## BEGIN DATA LISTING

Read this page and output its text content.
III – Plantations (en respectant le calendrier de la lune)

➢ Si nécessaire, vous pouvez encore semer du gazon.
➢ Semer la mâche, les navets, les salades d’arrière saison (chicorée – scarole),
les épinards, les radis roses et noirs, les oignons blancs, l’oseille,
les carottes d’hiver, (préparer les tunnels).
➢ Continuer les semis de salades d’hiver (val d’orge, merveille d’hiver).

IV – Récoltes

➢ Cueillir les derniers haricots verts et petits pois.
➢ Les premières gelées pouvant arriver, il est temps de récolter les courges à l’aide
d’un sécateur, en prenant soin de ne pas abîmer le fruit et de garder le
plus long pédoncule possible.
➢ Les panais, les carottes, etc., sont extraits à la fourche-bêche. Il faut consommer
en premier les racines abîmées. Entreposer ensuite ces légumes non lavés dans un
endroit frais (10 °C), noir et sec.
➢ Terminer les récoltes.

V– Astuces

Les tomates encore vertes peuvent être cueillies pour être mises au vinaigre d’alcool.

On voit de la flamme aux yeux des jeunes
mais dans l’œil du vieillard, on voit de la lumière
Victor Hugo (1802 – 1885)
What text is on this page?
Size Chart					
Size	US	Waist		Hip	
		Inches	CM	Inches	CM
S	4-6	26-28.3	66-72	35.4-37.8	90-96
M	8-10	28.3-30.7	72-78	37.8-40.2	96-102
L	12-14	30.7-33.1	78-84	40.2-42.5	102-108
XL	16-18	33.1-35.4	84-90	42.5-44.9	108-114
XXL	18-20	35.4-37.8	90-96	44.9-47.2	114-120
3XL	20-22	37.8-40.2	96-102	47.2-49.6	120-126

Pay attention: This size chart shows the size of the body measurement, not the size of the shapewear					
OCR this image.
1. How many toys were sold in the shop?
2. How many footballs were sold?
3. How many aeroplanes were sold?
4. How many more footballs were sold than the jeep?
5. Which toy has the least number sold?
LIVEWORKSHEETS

## END DATA LISTING

**TASK STATEMENT**
Write the lines out verbatim, from the one with "OCR this image." through the last line of the entries, and stop there.

**SOLVED PROBLEM**
OCR this image.
1. How many toys were sold in the shop?
2. How many footballs were sold?
3. How many aeroplanes were sold?
4. How many more footballs were sold than the jeep?
5. Which toy has the least number sold?
LIVEWORKSHEETS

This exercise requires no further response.